┌─ AVAILABLE DATA

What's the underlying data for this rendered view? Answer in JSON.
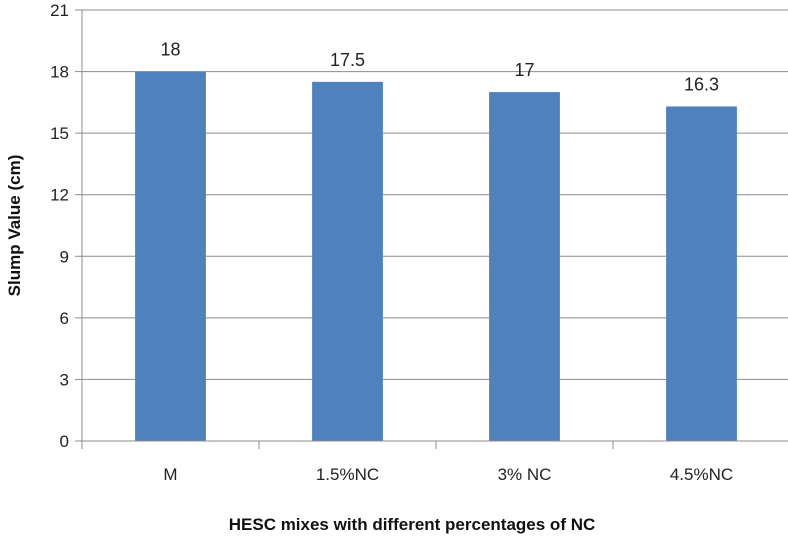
{
  "chart_data": {
    "type": "bar",
    "categories": [
      "M",
      "1.5%NC",
      "3% NC",
      "4.5%NC"
    ],
    "values": [
      18,
      17.5,
      17,
      16.3
    ],
    "data_labels": [
      "18",
      "17.5",
      "17",
      "16.3"
    ],
    "title": "",
    "xlabel": "HESC mixes with different percentages of NC",
    "ylabel": "Slump Value (cm)",
    "ylim": [
      0,
      21
    ],
    "yticks": [
      0,
      3,
      6,
      9,
      12,
      15,
      18,
      21
    ],
    "grid": true,
    "legend": "none",
    "bar_color": "#4f81bd"
  }
}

└─

Repeat the records above exactly, leaving out any pictures they contain.

What's the underlying data for this rendered view? Answer in JSON.
{
  "chart_data": {
    "type": "bar",
    "categories": [
      "M",
      "1.5%NC",
      "3% NC",
      "4.5%NC"
    ],
    "values": [
      18,
      17.5,
      17,
      16.3
    ],
    "data_labels": [
      "18",
      "17.5",
      "17",
      "16.3"
    ],
    "title": "",
    "xlabel": "HESC mixes with different percentages of NC",
    "ylabel": "Slump Value (cm)",
    "ylim": [
      0,
      21
    ],
    "yticks": [
      0,
      3,
      6,
      9,
      12,
      15,
      18,
      21
    ],
    "grid": true,
    "legend": "none",
    "bar_color": "#4f81bd"
  }
}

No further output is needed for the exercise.